▸ BRIEF: Identify each line below that contains the word "Hiring", and copy it out.

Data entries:
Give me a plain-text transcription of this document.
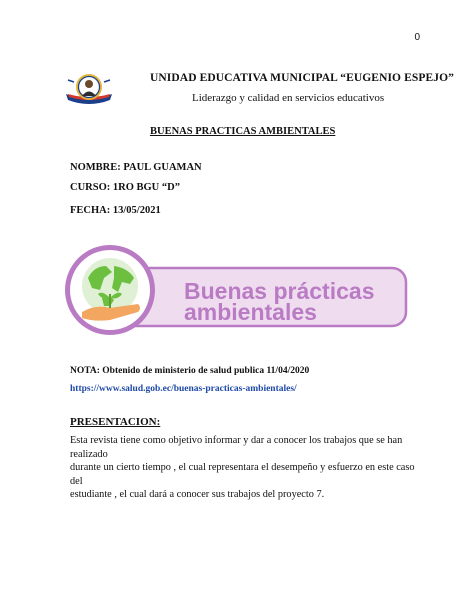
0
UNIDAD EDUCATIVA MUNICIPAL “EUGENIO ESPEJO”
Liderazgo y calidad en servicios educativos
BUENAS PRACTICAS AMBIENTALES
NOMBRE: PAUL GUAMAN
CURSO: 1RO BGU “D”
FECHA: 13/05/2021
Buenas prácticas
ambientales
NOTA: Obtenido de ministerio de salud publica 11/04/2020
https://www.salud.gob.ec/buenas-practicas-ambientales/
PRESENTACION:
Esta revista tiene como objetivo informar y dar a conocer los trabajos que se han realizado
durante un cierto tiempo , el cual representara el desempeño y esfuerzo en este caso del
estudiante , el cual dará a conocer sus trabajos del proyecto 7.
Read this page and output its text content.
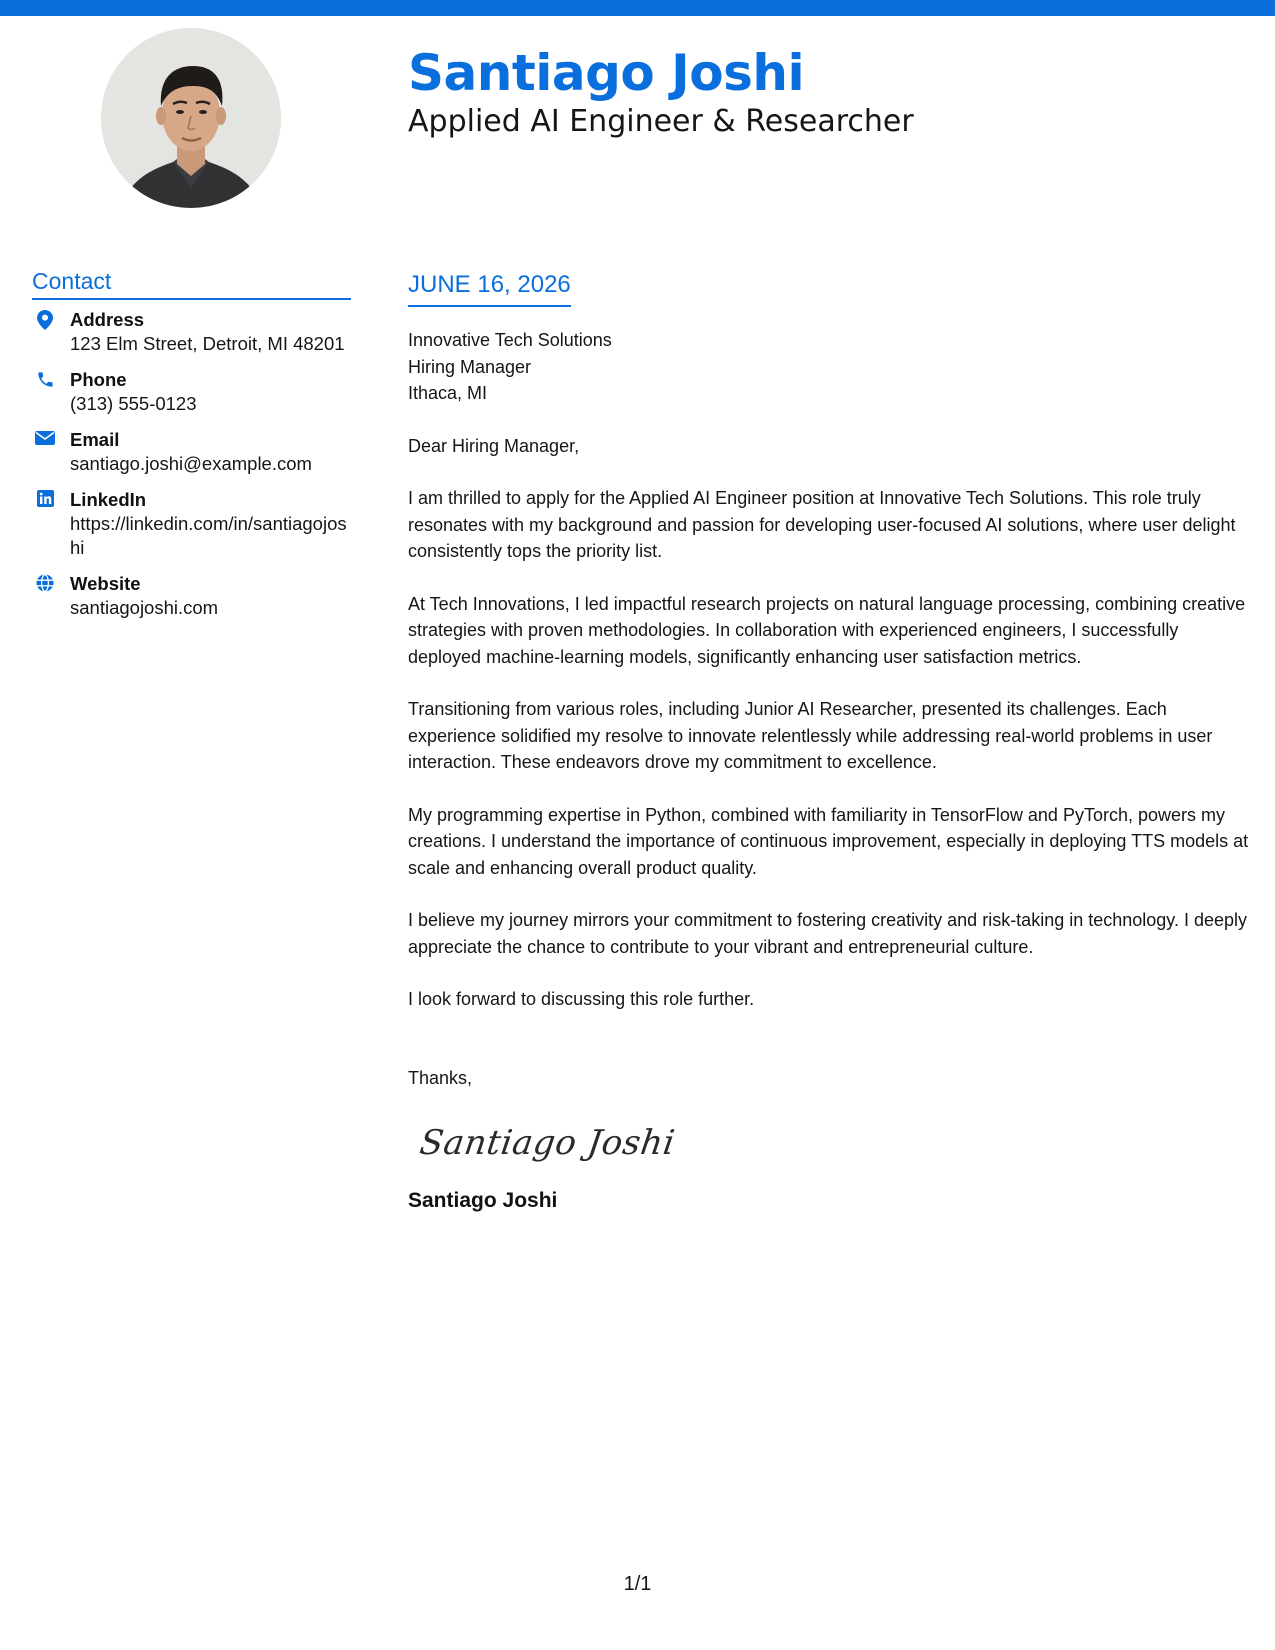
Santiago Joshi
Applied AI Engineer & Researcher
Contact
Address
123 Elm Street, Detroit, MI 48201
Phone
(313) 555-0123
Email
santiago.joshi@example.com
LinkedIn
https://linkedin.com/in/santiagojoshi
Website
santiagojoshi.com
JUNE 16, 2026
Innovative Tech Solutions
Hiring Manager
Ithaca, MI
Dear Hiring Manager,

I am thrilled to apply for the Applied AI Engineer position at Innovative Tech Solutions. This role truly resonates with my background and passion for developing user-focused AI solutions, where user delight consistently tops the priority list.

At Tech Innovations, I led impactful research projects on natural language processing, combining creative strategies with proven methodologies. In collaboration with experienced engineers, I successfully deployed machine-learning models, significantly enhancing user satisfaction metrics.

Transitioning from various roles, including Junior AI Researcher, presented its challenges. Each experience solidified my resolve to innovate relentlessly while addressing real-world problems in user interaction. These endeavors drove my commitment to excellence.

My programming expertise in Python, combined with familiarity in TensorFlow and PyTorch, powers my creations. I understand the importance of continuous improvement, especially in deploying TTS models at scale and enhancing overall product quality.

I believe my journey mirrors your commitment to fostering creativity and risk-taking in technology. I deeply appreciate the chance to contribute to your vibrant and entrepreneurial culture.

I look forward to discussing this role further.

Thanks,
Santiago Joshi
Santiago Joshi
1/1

==

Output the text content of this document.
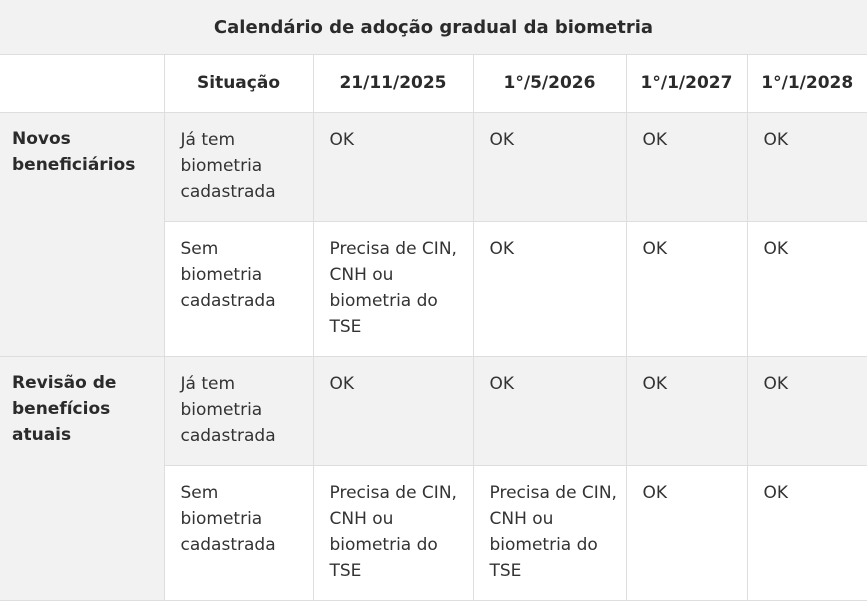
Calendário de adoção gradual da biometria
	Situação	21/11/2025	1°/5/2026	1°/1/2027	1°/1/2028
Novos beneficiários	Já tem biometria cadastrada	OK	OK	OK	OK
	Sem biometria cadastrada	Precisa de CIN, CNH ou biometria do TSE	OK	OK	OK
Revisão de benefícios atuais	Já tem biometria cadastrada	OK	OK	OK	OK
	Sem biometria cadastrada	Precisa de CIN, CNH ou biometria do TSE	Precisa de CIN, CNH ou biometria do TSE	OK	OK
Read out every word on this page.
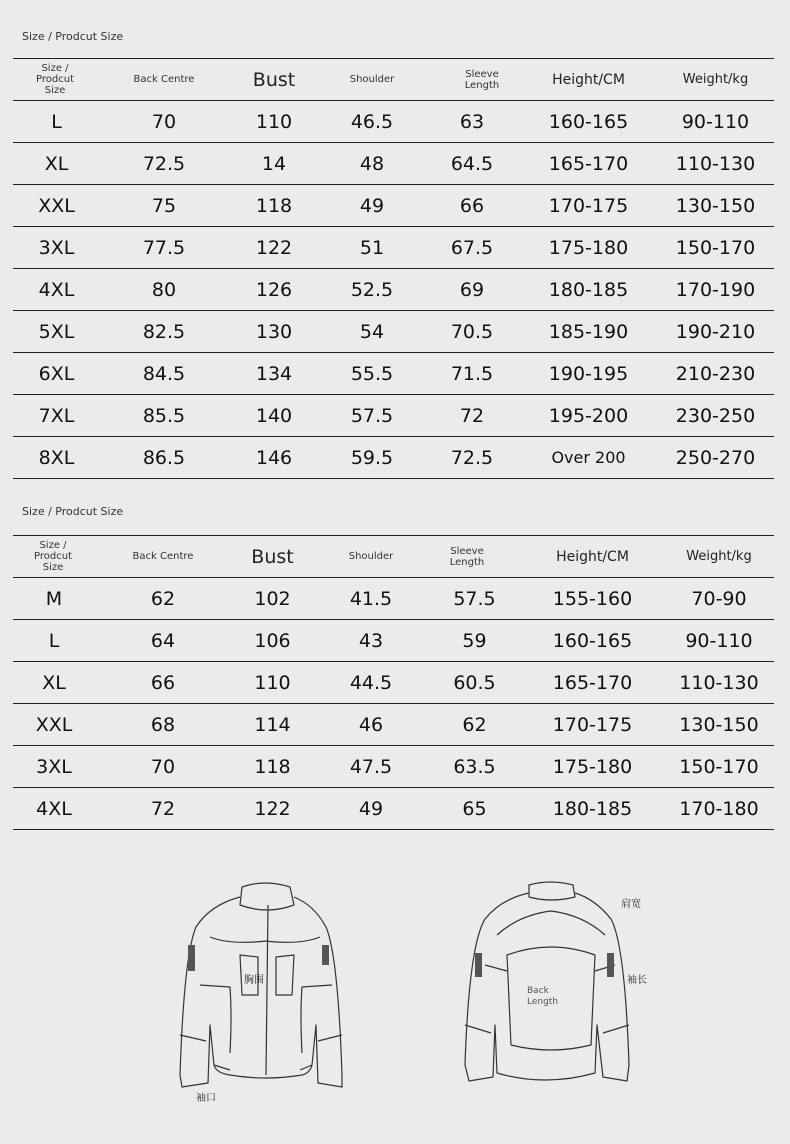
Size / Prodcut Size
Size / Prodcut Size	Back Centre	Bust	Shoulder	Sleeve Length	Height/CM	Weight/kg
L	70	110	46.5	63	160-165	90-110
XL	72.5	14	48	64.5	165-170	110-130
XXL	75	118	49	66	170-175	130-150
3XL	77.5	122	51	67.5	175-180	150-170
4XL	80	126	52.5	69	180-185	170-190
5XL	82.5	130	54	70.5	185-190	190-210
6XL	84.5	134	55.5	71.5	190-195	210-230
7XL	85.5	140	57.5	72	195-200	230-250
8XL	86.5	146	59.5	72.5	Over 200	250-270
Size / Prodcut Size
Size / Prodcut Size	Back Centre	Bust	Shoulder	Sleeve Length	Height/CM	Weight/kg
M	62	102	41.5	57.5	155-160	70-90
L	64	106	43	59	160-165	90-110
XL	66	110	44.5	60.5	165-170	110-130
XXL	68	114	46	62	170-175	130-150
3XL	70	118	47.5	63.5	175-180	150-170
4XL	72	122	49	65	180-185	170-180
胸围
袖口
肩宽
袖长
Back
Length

==

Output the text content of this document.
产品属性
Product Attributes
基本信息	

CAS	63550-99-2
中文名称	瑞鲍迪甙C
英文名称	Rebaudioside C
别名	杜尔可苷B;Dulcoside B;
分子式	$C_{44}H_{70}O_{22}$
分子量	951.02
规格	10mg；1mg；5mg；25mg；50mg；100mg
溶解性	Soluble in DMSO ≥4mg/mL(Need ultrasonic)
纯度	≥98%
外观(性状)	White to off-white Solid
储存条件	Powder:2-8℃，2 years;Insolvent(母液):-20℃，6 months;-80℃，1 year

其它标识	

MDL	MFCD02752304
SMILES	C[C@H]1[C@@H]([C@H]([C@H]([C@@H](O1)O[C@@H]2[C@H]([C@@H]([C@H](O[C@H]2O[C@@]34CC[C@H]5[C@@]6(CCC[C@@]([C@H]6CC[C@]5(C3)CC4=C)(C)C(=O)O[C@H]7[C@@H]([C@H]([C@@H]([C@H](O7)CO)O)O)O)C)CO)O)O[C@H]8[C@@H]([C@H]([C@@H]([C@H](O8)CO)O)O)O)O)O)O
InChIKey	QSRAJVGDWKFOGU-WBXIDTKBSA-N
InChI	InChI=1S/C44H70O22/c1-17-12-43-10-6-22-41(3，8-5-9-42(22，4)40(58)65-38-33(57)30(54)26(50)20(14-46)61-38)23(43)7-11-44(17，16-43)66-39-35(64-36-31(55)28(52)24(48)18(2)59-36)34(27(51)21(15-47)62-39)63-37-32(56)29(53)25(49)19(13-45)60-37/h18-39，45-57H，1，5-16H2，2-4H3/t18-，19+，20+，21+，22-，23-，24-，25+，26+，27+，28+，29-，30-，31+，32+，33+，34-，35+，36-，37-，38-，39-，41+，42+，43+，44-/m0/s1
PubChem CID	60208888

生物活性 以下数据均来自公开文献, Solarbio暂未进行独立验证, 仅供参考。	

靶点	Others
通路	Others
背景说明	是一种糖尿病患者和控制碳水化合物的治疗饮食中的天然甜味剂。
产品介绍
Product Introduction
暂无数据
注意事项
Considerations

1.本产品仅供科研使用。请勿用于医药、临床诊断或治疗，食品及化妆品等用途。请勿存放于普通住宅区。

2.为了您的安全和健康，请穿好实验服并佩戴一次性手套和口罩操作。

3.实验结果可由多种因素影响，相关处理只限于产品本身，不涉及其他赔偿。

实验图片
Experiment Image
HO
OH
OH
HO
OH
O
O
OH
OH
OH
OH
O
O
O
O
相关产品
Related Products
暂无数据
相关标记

▸ COMPLETE OUTPUT:
Hiring Manager
Dear Hiring Manager,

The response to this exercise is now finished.